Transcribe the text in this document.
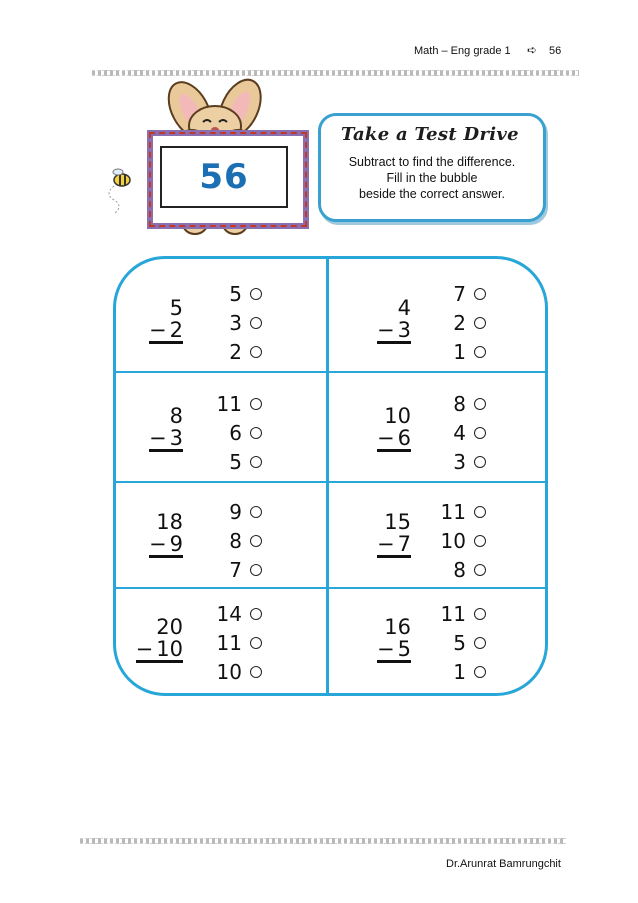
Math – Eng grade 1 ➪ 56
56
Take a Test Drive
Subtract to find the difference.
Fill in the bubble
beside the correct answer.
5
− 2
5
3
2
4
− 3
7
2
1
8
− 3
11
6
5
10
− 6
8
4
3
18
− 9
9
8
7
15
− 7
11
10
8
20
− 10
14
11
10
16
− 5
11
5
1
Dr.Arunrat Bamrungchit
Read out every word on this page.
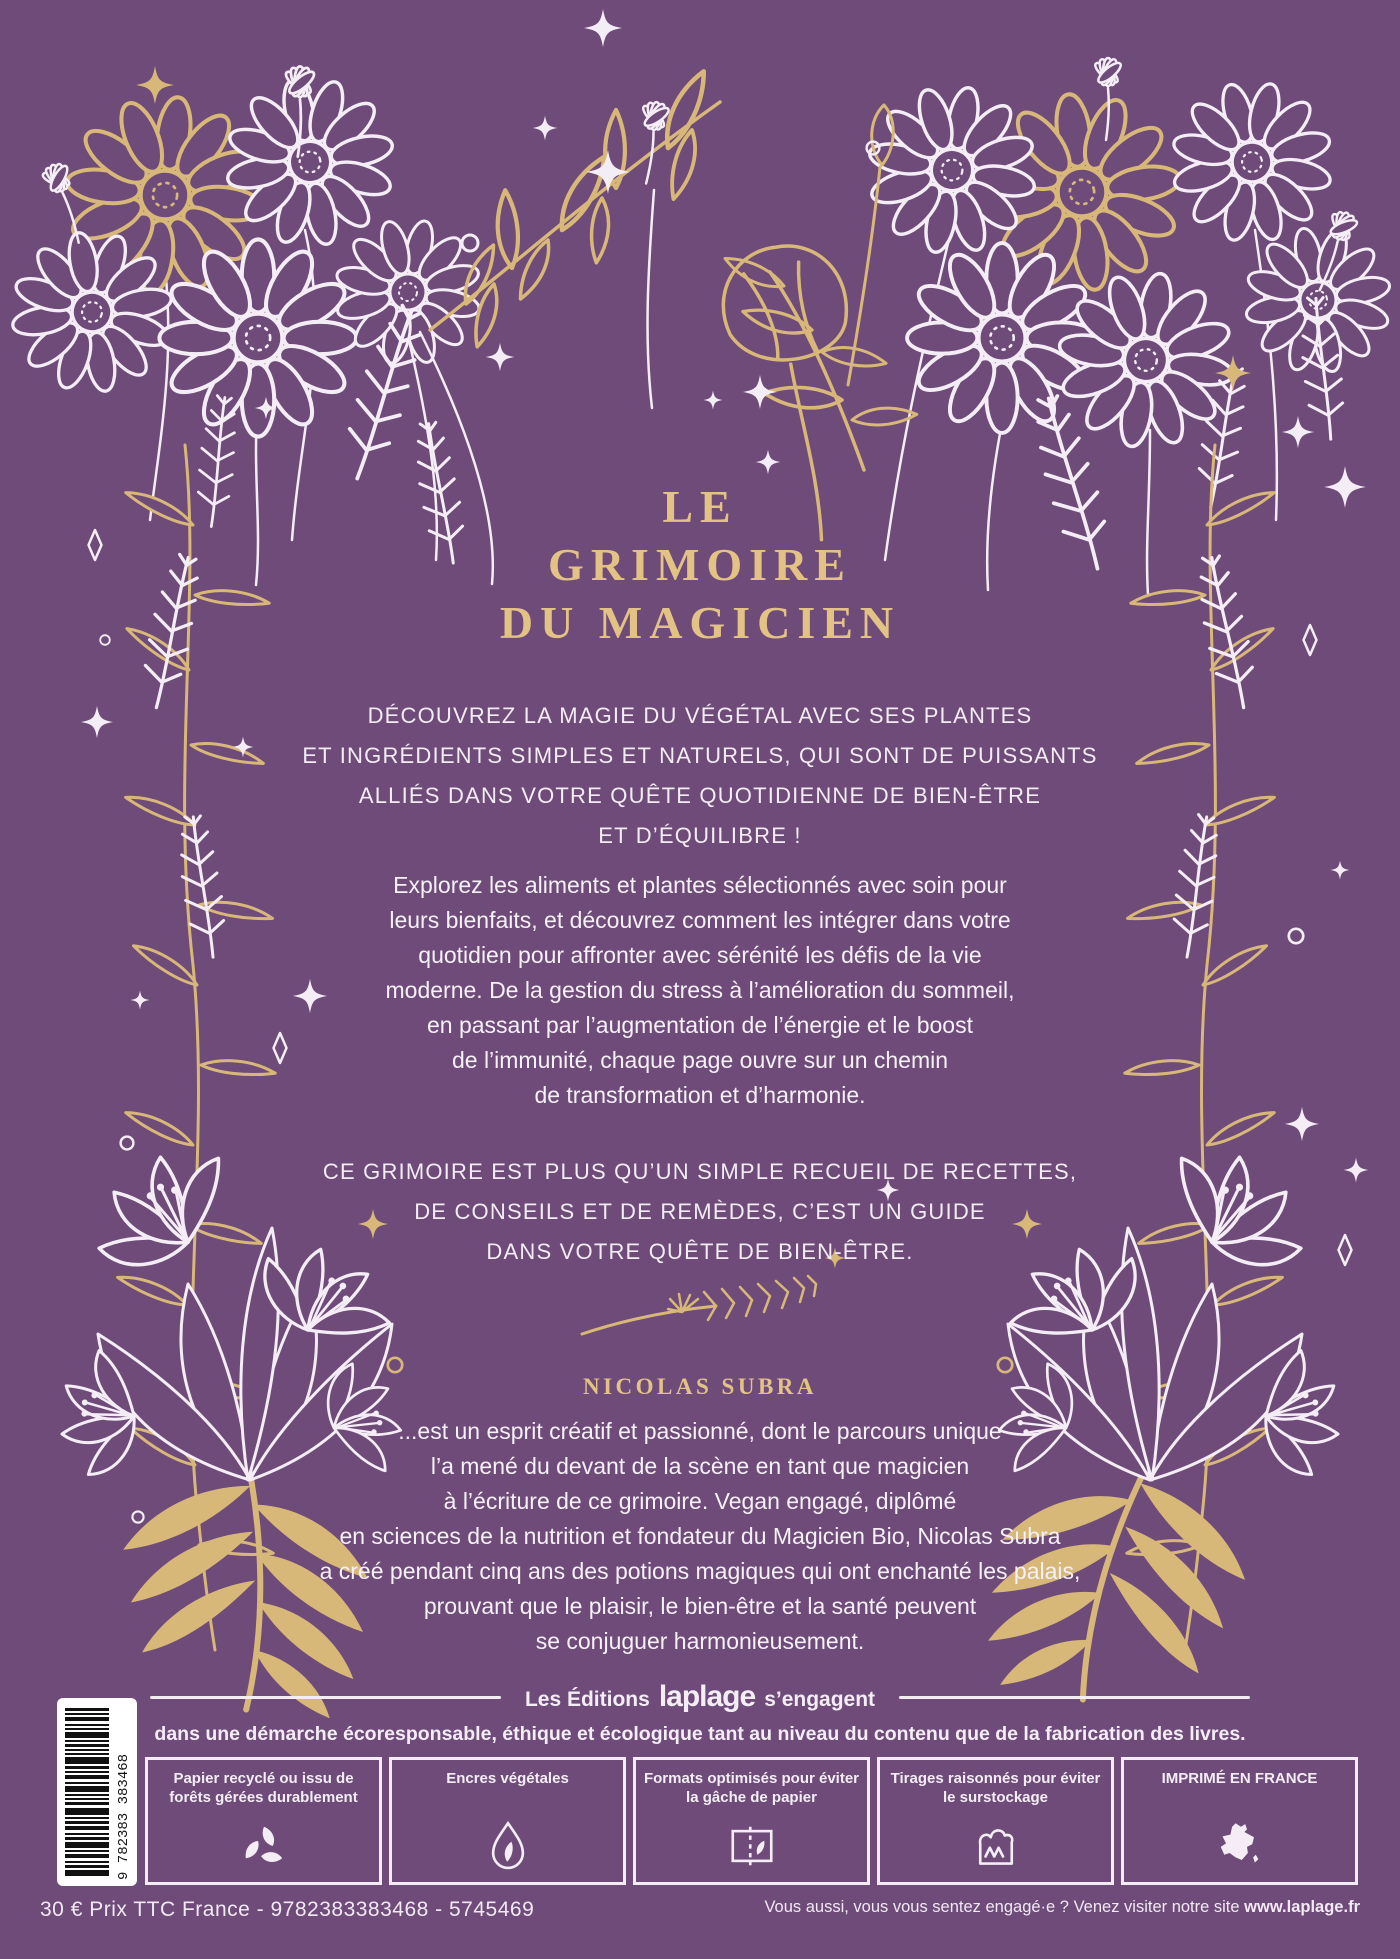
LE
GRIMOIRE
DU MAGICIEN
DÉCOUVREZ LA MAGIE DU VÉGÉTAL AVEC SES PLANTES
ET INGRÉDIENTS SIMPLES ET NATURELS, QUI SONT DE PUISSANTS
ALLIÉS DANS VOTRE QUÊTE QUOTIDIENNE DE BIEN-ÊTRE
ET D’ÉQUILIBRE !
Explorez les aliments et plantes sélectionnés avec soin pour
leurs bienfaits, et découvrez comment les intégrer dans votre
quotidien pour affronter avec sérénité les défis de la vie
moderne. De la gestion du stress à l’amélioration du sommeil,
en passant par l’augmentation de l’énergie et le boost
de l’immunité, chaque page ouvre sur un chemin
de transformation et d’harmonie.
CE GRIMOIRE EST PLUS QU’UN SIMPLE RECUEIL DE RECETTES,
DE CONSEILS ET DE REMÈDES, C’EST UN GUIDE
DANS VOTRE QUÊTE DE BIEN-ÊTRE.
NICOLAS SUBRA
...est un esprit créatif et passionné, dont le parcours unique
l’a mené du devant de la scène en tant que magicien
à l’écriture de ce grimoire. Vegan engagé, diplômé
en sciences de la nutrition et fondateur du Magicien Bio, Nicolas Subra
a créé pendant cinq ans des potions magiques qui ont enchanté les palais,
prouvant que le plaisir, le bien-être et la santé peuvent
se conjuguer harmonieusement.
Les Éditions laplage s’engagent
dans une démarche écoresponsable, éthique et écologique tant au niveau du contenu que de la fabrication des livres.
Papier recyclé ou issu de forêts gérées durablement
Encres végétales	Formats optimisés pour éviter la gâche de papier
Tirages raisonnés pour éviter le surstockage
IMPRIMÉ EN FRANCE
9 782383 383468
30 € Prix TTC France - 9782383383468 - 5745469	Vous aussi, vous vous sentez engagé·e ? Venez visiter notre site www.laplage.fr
======
_STATED PROBLEM:_
Pictures are to be left out; the records above must be repeated word for word.

_TASK RESPONSE:_
Transcribe the text in this document.
Math – Eng grade 1 ➪ 56
56
Take a Test Drive
Subtract to find the difference.
Fill in the bubble
beside the correct answer.
5
− 2
5
3
2
4
− 3
7
2
1
8
− 3
11
6
5
10
− 6
8
4
3
18
− 9
9
8
7
15
− 7
11
10
8
20
− 10
14
11
10
16
− 5
11
5
1
Dr.Arunrat Bamrungchit
Read out every word on this page.
LE
GRIMOIRE
DU MAGICIEN
DÉCOUVREZ LA MAGIE DU VÉGÉTAL AVEC SES PLANTES
ET INGRÉDIENTS SIMPLES ET NATURELS, QUI SONT DE PUISSANTS
ALLIÉS DANS VOTRE QUÊTE QUOTIDIENNE DE BIEN-ÊTRE
ET D’ÉQUILIBRE !
Explorez les aliments et plantes sélectionnés avec soin pour
leurs bienfaits, et découvrez comment les intégrer dans votre
quotidien pour affronter avec sérénité les défis de la vie
moderne. De la gestion du stress à l’amélioration du sommeil,
en passant par l’augmentation de l’énergie et le boost
de l’immunité, chaque page ouvre sur un chemin
de transformation et d’harmonie.
CE GRIMOIRE EST PLUS QU’UN SIMPLE RECUEIL DE RECETTES,
DE CONSEILS ET DE REMÈDES, C’EST UN GUIDE
DANS VOTRE QUÊTE DE BIEN-ÊTRE.
NICOLAS SUBRA
...est un esprit créatif et passionné, dont le parcours unique
l’a mené du devant de la scène en tant que magicien
à l’écriture de ce grimoire. Vegan engagé, diplômé
en sciences de la nutrition et fondateur du Magicien Bio, Nicolas Subra
a créé pendant cinq ans des potions magiques qui ont enchanté les palais,
prouvant que le plaisir, le bien-être et la santé peuvent
se conjuguer harmonieusement.
Les Éditions laplage s’engagent
dans une démarche écoresponsable, éthique et écologique tant au niveau du contenu que de la fabrication des livres.
Papier recyclé ou issu de forêts gérées durablement
Encres végétales	Formats optimisés pour éviter la gâche de papier
Tirages raisonnés pour éviter le surstockage
IMPRIMÉ EN FRANCE
9 782383 383468
30 € Prix TTC France - 9782383383468 - 5745469	Vous aussi, vous vous sentez engagé·e ? Venez visiter notre site www.laplage.fr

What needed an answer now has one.